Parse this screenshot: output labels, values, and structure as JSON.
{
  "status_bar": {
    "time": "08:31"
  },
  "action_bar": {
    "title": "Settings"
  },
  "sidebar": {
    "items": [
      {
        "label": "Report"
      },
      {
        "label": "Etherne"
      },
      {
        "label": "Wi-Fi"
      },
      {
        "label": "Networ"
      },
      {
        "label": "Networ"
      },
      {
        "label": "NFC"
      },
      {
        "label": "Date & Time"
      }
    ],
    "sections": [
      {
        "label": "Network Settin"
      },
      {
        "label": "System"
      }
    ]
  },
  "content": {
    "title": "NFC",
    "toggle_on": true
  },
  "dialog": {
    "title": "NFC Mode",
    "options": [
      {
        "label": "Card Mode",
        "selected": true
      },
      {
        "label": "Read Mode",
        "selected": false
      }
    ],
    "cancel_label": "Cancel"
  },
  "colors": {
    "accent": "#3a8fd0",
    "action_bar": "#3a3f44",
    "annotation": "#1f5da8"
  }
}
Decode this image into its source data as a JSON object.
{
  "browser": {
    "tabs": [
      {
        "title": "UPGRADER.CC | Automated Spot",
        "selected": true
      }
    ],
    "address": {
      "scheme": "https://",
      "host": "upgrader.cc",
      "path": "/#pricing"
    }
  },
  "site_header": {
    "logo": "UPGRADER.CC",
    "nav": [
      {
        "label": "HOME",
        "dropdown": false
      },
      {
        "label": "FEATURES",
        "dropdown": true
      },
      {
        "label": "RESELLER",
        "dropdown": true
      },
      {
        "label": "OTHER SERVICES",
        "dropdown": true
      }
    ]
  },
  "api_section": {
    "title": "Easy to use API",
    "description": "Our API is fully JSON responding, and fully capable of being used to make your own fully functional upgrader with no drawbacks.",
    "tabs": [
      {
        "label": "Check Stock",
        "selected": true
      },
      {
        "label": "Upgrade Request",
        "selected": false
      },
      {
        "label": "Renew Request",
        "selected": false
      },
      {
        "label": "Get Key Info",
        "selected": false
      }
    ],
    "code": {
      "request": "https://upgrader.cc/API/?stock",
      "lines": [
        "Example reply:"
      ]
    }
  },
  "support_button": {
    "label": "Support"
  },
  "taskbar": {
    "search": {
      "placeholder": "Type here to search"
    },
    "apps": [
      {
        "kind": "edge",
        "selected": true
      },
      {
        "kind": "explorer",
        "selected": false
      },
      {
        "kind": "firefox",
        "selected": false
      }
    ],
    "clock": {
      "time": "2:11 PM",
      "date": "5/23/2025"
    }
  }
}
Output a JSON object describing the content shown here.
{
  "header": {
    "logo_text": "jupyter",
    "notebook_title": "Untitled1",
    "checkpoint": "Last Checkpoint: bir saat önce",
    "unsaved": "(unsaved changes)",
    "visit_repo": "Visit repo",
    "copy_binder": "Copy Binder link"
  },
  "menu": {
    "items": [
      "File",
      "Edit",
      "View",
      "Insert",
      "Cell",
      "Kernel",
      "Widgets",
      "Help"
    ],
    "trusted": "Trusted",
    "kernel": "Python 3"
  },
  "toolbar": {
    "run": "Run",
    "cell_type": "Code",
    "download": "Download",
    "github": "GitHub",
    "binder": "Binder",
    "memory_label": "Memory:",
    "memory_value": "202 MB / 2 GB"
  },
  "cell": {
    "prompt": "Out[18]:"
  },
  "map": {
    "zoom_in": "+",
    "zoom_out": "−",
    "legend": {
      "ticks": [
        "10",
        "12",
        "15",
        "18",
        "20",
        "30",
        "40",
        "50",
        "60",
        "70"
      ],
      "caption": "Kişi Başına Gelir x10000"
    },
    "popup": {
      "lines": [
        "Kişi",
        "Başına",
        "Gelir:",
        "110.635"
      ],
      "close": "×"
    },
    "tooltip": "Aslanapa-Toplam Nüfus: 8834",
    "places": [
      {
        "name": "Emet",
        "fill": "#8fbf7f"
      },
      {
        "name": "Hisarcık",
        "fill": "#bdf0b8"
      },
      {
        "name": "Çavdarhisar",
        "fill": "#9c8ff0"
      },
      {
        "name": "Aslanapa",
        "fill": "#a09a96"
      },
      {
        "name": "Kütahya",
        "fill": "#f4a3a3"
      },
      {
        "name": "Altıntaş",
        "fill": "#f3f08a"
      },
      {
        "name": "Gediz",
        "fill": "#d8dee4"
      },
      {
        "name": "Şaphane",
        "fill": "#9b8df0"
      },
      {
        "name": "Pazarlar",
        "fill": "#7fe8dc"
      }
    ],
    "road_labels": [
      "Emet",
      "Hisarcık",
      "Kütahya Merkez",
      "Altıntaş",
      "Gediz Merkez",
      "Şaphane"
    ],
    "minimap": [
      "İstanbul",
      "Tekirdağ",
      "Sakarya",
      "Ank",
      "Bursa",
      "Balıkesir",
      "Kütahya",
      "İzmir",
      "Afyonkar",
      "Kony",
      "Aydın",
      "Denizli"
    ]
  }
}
——————
WHAT YOU WILL DO:
Report the number of lines in the listing above that include the word "name", and nothing else.

FINISHED TASK:
9